> **EXERCISE REQUIREMENTS**:
Quote all of the data exactly as given. Skip every picture it contains.

> **THE RECORDS**:
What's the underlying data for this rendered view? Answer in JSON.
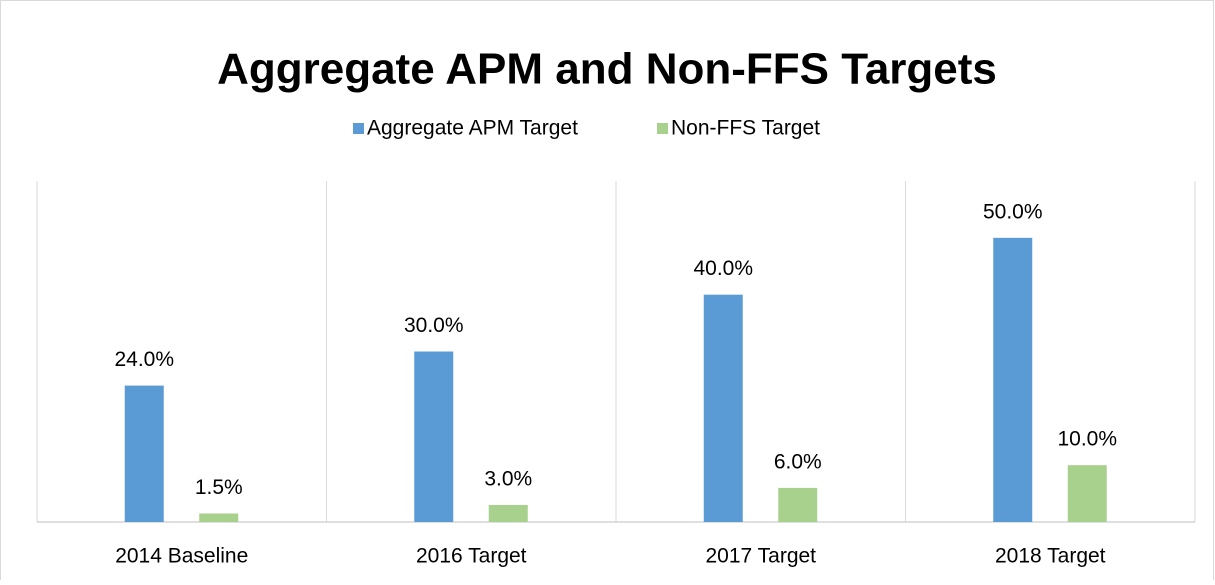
{
  "chart_data": {
    "type": "bar",
    "title": "Aggregate APM and Non-FFS Targets",
    "categories": [
      "2014 Baseline",
      "2016 Target",
      "2017 Target",
      "2018 Target"
    ],
    "series": [
      {
        "name": "Aggregate APM Target",
        "color": "#5b9bd5",
        "values": [
          24,
          30,
          40,
          50
        ],
        "value_labels": [
          "24.0%",
          "30.0%",
          "40.0%",
          "50.0%"
        ]
      },
      {
        "name": "Non-FFS Target",
        "color": "#a9d18e",
        "values": [
          1.5,
          3,
          6,
          10
        ],
        "value_labels": [
          "1.5%",
          "3.0%",
          "6.0%",
          "10.0%"
        ]
      }
    ],
    "ylim": [
      0,
      60
    ],
    "legend": "top"
  }
}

> **ANSWER BELOW**:
What's the underlying data for this rendered view? Answer in JSON.
{
  "chart_data": {
    "type": "bar",
    "title": "Aggregate APM and Non-FFS Targets",
    "categories": [
      "2014 Baseline",
      "2016 Target",
      "2017 Target",
      "2018 Target"
    ],
    "series": [
      {
        "name": "Aggregate APM Target",
        "color": "#5b9bd5",
        "values": [
          24,
          30,
          40,
          50
        ],
        "value_labels": [
          "24.0%",
          "30.0%",
          "40.0%",
          "50.0%"
        ]
      },
      {
        "name": "Non-FFS Target",
        "color": "#a9d18e",
        "values": [
          1.5,
          3,
          6,
          10
        ],
        "value_labels": [
          "1.5%",
          "3.0%",
          "6.0%",
          "10.0%"
        ]
      }
    ],
    "ylim": [
      0,
      60
    ],
    "legend": "top"
  }
}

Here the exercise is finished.